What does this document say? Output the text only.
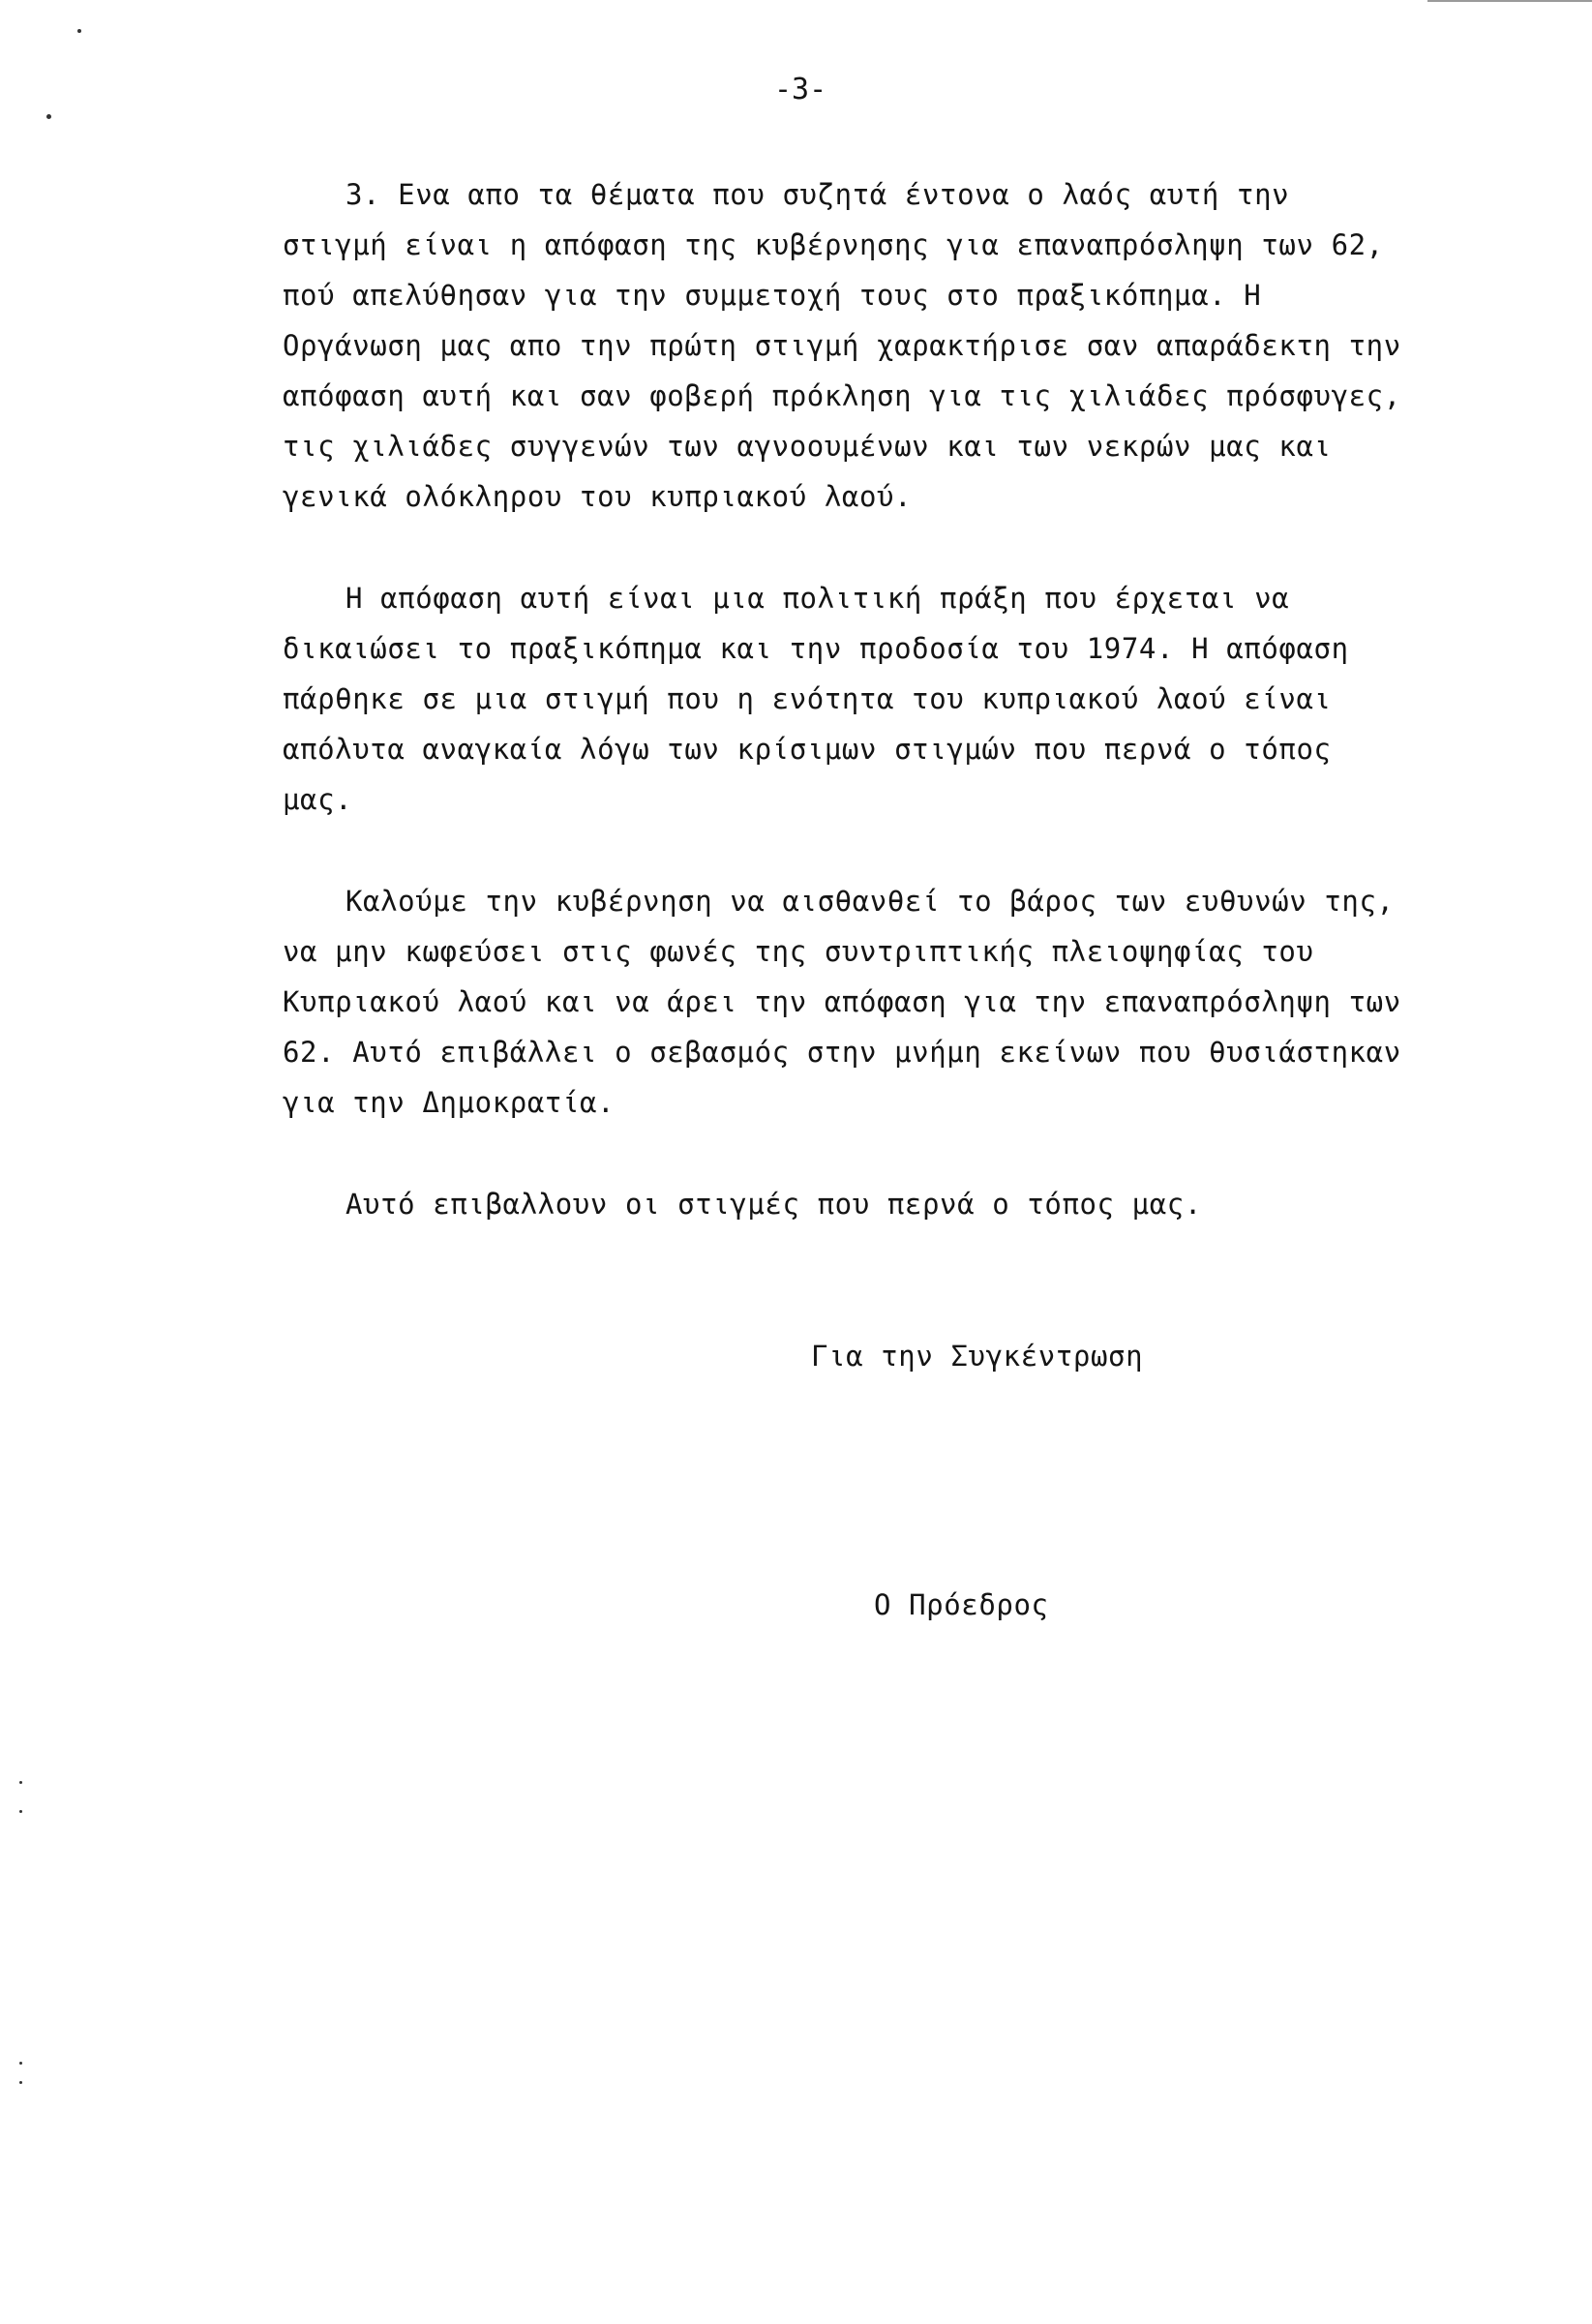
-3-
3. Ενα απο τα θέματα που συζητά έντονα ο λαός αυτή την
στιγμή είναι η απόφαση της κυβέρνησης για επαναπρόσληψη των 62,
πού απελύθησαν για την συμμετοχή τους στο πραξικόπημα. Η
Οργάνωση μας απο την πρώτη στιγμή χαρακτήρισε σαν απαράδεκτη την
απόφαση αυτή και σαν φοβερή πρόκληση για τις χιλιάδες πρόσφυγες,
τις χιλιάδες συγγενών των αγνοουμένων και των νεκρών μας και
γενικά ολόκληρου του κυπριακού λαού.
Η απόφαση αυτή είναι μια πολιτική πράξη που έρχεται να
δικαιώσει το πραξικόπημα και την προδοσία του 1974. Η απόφαση
πάρθηκε σε μια στιγμή που η ενότητα του κυπριακού λαού είναι
απόλυτα αναγκαία λόγω των κρίσιμων στιγμών που περνά ο τόπος
μας.
Καλούμε την κυβέρνηση να αισθανθεί το βάρος των ευθυνών της,
να μην κωφεύσει στις φωνές της συντριπτικής πλειοψηφίας του
Κυπριακού λαού και να άρει την απόφαση για την επαναπρόσληψη των
62. Αυτό επιβάλλει ο σεβασμός στην μνήμη εκείνων που θυσιάστηκαν
για την Δημοκρατία.
Αυτό επιβαλλουν οι στιγμές που περνά ο τόπος μας.
Για την Συγκέντρωση
Ο Πρόεδρος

--- Short problem ---
Repeat the records above exactly, omitting every picture.

--- Result of this task ---
What does this document say? Output the text only.
-3-
3. Ενα απο τα θέματα που συζητά έντονα ο λαός αυτή την
στιγμή είναι η απόφαση της κυβέρνησης για επαναπρόσληψη των 62,
πού απελύθησαν για την συμμετοχή τους στο πραξικόπημα. Η
Οργάνωση μας απο την πρώτη στιγμή χαρακτήρισε σαν απαράδεκτη την
απόφαση αυτή και σαν φοβερή πρόκληση για τις χιλιάδες πρόσφυγες,
τις χιλιάδες συγγενών των αγνοουμένων και των νεκρών μας και
γενικά ολόκληρου του κυπριακού λαού.
Η απόφαση αυτή είναι μια πολιτική πράξη που έρχεται να
δικαιώσει το πραξικόπημα και την προδοσία του 1974. Η απόφαση
πάρθηκε σε μια στιγμή που η ενότητα του κυπριακού λαού είναι
απόλυτα αναγκαία λόγω των κρίσιμων στιγμών που περνά ο τόπος
μας.
Καλούμε την κυβέρνηση να αισθανθεί το βάρος των ευθυνών της,
να μην κωφεύσει στις φωνές της συντριπτικής πλειοψηφίας του
Κυπριακού λαού και να άρει την απόφαση για την επαναπρόσληψη των
62. Αυτό επιβάλλει ο σεβασμός στην μνήμη εκείνων που θυσιάστηκαν
για την Δημοκρατία.
Αυτό επιβαλλουν οι στιγμές που περνά ο τόπος μας.
Για την Συγκέντρωση
Ο Πρόεδρος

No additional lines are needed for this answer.